_Short problem_
Do any lines in the data below contain "Aleksi"? If so, copy every one of them.

──────── Records to use ────────

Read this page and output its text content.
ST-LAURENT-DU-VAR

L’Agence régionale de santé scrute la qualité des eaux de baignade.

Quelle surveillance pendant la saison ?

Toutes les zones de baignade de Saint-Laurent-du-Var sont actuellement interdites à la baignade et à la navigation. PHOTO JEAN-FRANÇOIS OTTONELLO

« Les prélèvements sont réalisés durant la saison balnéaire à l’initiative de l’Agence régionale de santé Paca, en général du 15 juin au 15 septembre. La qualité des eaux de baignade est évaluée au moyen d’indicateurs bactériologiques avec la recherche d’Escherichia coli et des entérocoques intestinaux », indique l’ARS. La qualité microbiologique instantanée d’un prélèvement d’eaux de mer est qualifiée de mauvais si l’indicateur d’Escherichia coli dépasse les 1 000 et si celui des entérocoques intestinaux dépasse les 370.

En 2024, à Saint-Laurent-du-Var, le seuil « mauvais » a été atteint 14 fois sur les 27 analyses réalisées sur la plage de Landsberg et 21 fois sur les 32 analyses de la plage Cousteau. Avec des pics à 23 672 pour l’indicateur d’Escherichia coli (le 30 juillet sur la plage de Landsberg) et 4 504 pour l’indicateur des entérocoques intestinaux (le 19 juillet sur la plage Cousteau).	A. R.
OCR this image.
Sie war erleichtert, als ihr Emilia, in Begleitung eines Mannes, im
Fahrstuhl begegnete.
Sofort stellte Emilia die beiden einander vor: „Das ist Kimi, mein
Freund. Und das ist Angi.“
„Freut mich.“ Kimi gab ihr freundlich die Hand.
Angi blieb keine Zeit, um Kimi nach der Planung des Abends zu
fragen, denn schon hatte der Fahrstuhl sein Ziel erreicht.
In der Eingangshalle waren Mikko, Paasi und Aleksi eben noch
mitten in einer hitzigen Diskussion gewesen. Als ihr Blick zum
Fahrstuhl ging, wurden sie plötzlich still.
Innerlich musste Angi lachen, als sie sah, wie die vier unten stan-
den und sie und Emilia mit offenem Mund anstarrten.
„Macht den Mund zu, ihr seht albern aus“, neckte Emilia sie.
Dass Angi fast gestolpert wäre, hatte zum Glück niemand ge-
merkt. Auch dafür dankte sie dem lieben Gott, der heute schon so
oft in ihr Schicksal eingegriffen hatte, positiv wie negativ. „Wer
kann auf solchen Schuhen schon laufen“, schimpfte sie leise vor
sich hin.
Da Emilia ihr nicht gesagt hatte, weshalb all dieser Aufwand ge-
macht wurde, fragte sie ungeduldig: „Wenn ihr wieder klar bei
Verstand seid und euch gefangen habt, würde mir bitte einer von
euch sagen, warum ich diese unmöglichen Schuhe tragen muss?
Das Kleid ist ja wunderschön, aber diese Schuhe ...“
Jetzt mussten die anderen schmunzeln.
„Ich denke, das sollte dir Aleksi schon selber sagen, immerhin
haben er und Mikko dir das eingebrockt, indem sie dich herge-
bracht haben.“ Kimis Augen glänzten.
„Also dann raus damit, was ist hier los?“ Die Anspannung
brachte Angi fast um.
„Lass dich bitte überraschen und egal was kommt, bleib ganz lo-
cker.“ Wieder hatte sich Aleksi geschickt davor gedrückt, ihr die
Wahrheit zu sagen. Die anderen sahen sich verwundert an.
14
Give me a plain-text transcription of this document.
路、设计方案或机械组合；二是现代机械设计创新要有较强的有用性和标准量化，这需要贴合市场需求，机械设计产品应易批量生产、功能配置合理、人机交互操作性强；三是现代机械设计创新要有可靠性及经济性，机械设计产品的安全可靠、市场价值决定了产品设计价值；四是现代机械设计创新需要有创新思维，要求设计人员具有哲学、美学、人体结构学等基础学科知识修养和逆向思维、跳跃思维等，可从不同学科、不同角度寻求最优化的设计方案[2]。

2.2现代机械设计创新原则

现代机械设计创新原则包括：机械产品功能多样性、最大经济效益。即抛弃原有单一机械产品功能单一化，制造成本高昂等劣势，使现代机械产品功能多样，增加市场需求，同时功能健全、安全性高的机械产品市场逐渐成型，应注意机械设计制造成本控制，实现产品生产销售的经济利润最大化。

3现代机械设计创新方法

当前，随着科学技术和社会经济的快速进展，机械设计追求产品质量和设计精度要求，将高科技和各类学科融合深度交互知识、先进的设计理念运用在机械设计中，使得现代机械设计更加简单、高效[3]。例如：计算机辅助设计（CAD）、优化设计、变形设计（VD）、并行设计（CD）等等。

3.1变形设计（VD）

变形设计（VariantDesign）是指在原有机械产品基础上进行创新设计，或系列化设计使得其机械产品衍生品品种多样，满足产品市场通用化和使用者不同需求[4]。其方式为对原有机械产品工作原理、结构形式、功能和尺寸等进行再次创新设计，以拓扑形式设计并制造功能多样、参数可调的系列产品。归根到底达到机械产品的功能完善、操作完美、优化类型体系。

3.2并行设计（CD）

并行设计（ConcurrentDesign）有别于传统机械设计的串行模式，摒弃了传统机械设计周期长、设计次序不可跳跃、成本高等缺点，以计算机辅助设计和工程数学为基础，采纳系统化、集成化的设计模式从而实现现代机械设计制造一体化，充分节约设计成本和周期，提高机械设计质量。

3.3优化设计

────────

_Task result_
In der Eingangshalle waren Mikko, Paasi und Aleksi eben noch
„Ich denke, das sollte dir Aleksi schon selber sagen, immerhin
cker.“ Wieder hatte sich Aleksi geschickt davor gedrückt, ihr die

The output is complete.